◆ **Given task**
Extract the full listing below without altering a single character.

Dataset rows about figures
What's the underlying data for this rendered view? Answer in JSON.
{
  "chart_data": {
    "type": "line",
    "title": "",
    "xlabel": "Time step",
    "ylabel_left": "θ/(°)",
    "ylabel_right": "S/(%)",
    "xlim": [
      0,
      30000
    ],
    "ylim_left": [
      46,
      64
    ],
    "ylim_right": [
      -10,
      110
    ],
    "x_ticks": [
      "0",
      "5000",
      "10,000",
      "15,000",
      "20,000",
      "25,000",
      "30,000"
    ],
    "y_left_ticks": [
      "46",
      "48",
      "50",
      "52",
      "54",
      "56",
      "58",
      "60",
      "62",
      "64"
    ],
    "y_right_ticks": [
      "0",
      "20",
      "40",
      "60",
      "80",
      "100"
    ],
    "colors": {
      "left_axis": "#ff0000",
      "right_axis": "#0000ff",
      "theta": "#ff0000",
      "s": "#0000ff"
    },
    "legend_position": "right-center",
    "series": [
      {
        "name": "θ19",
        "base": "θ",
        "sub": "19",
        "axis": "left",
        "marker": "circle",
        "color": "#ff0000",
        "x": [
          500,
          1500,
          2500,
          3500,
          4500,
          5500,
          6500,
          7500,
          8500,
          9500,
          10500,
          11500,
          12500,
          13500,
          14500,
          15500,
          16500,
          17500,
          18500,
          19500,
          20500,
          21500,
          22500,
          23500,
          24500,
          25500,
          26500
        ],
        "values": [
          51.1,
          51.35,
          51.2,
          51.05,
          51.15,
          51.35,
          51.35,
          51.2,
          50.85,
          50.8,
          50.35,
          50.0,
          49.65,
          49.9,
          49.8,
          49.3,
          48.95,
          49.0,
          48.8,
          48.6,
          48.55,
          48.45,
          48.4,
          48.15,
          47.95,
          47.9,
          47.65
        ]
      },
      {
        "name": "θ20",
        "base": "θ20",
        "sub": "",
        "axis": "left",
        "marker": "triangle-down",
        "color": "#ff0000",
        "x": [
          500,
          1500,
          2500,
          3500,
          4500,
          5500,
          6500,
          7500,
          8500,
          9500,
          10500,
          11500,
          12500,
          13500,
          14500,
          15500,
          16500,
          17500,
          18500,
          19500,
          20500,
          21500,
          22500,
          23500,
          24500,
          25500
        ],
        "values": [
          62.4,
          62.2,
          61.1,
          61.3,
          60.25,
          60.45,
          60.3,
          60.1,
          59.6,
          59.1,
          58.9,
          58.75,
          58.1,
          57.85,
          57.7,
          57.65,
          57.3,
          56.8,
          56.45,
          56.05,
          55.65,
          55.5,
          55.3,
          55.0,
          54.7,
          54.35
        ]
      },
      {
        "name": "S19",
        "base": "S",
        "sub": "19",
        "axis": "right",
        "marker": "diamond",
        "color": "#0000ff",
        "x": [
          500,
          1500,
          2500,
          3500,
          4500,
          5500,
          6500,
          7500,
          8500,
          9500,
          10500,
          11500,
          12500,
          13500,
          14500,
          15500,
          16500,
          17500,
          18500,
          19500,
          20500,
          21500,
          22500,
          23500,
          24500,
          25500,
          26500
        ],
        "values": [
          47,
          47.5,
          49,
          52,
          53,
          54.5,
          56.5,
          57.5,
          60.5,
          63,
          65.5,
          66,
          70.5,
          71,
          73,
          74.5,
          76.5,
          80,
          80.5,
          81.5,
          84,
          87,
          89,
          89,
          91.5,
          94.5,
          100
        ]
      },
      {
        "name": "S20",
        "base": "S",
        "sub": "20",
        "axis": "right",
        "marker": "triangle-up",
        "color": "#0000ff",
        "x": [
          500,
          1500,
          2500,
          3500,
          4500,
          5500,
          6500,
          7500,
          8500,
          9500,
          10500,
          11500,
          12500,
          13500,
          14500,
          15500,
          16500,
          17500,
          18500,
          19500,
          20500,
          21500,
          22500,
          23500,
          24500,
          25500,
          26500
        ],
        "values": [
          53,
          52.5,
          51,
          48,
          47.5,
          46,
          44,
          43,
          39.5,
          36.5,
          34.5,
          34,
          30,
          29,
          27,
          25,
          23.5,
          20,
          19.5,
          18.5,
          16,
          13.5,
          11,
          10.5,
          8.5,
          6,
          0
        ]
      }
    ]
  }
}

◆ **Expected output**
What's the underlying data for this rendered view? Answer in JSON.
{
  "chart_data": {
    "type": "line",
    "title": "",
    "xlabel": "Time step",
    "ylabel_left": "θ/(°)",
    "ylabel_right": "S/(%)",
    "xlim": [
      0,
      30000
    ],
    "ylim_left": [
      46,
      64
    ],
    "ylim_right": [
      -10,
      110
    ],
    "x_ticks": [
      "0",
      "5000",
      "10,000",
      "15,000",
      "20,000",
      "25,000",
      "30,000"
    ],
    "y_left_ticks": [
      "46",
      "48",
      "50",
      "52",
      "54",
      "56",
      "58",
      "60",
      "62",
      "64"
    ],
    "y_right_ticks": [
      "0",
      "20",
      "40",
      "60",
      "80",
      "100"
    ],
    "colors": {
      "left_axis": "#ff0000",
      "right_axis": "#0000ff",
      "theta": "#ff0000",
      "s": "#0000ff"
    },
    "legend_position": "right-center",
    "series": [
      {
        "name": "θ19",
        "base": "θ",
        "sub": "19",
        "axis": "left",
        "marker": "circle",
        "color": "#ff0000",
        "x": [
          500,
          1500,
          2500,
          3500,
          4500,
          5500,
          6500,
          7500,
          8500,
          9500,
          10500,
          11500,
          12500,
          13500,
          14500,
          15500,
          16500,
          17500,
          18500,
          19500,
          20500,
          21500,
          22500,
          23500,
          24500,
          25500,
          26500
        ],
        "values": [
          51.1,
          51.35,
          51.2,
          51.05,
          51.15,
          51.35,
          51.35,
          51.2,
          50.85,
          50.8,
          50.35,
          50.0,
          49.65,
          49.9,
          49.8,
          49.3,
          48.95,
          49.0,
          48.8,
          48.6,
          48.55,
          48.45,
          48.4,
          48.15,
          47.95,
          47.9,
          47.65
        ]
      },
      {
        "name": "θ20",
        "base": "θ20",
        "sub": "",
        "axis": "left",
        "marker": "triangle-down",
        "color": "#ff0000",
        "x": [
          500,
          1500,
          2500,
          3500,
          4500,
          5500,
          6500,
          7500,
          8500,
          9500,
          10500,
          11500,
          12500,
          13500,
          14500,
          15500,
          16500,
          17500,
          18500,
          19500,
          20500,
          21500,
          22500,
          23500,
          24500,
          25500
        ],
        "values": [
          62.4,
          62.2,
          61.1,
          61.3,
          60.25,
          60.45,
          60.3,
          60.1,
          59.6,
          59.1,
          58.9,
          58.75,
          58.1,
          57.85,
          57.7,
          57.65,
          57.3,
          56.8,
          56.45,
          56.05,
          55.65,
          55.5,
          55.3,
          55.0,
          54.7,
          54.35
        ]
      },
      {
        "name": "S19",
        "base": "S",
        "sub": "19",
        "axis": "right",
        "marker": "diamond",
        "color": "#0000ff",
        "x": [
          500,
          1500,
          2500,
          3500,
          4500,
          5500,
          6500,
          7500,
          8500,
          9500,
          10500,
          11500,
          12500,
          13500,
          14500,
          15500,
          16500,
          17500,
          18500,
          19500,
          20500,
          21500,
          22500,
          23500,
          24500,
          25500,
          26500
        ],
        "values": [
          47,
          47.5,
          49,
          52,
          53,
          54.5,
          56.5,
          57.5,
          60.5,
          63,
          65.5,
          66,
          70.5,
          71,
          73,
          74.5,
          76.5,
          80,
          80.5,
          81.5,
          84,
          87,
          89,
          89,
          91.5,
          94.5,
          100
        ]
      },
      {
        "name": "S20",
        "base": "S",
        "sub": "20",
        "axis": "right",
        "marker": "triangle-up",
        "color": "#0000ff",
        "x": [
          500,
          1500,
          2500,
          3500,
          4500,
          5500,
          6500,
          7500,
          8500,
          9500,
          10500,
          11500,
          12500,
          13500,
          14500,
          15500,
          16500,
          17500,
          18500,
          19500,
          20500,
          21500,
          22500,
          23500,
          24500,
          25500,
          26500
        ],
        "values": [
          53,
          52.5,
          51,
          48,
          47.5,
          46,
          44,
          43,
          39.5,
          36.5,
          34.5,
          34,
          30,
          29,
          27,
          25,
          23.5,
          20,
          19.5,
          18.5,
          16,
          13.5,
          11,
          10.5,
          8.5,
          6,
          0
        ]
      }
    ]
  }
}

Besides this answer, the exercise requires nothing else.